[Stored data]
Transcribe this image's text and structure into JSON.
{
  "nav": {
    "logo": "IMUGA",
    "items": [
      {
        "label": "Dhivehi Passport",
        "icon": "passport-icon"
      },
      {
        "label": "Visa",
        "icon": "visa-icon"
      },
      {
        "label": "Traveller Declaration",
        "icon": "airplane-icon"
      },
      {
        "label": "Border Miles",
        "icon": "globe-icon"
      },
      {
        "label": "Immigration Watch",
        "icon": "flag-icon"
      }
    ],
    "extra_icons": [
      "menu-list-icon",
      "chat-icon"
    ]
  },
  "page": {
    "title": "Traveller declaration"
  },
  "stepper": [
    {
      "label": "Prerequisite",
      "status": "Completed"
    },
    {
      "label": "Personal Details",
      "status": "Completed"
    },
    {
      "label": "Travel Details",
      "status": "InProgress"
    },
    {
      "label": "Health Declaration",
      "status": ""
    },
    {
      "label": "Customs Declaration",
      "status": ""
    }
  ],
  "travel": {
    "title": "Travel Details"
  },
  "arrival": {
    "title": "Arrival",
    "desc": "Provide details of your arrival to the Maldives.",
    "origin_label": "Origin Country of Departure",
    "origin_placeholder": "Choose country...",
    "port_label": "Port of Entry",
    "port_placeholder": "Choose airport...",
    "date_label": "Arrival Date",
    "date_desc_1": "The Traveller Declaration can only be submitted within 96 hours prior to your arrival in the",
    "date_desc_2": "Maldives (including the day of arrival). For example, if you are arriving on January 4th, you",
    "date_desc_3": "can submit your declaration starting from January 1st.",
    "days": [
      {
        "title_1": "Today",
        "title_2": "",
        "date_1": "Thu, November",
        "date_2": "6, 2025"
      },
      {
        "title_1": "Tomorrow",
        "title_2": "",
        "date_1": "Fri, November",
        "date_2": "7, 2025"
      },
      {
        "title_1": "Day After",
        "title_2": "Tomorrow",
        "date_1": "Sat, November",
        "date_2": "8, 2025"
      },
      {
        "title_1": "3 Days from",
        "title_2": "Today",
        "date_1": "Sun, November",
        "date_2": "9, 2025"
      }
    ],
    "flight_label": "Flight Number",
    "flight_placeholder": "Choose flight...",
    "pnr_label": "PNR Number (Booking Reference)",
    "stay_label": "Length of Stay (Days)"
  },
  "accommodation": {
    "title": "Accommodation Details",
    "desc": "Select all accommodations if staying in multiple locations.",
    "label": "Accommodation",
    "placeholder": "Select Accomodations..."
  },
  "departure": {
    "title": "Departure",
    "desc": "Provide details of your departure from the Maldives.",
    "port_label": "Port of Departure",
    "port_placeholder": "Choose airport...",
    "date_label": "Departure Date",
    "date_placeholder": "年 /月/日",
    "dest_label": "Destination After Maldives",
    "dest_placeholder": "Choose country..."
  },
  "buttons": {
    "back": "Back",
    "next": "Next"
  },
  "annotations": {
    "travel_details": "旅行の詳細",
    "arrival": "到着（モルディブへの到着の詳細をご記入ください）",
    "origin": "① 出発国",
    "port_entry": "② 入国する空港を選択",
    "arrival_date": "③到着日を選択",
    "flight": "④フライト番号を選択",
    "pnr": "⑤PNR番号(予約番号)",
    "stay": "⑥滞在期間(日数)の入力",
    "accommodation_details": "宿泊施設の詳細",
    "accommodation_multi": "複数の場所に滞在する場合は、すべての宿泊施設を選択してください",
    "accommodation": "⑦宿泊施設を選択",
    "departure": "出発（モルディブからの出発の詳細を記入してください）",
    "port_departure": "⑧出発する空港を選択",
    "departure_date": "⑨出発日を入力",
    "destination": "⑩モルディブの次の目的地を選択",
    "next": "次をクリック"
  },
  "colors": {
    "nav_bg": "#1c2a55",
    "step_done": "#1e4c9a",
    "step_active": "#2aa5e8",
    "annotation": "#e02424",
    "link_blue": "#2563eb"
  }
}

AIM: Across the records, count the lines holding the string "Maldives". Give the number and stop.

COMPLETE OUTPUT: 4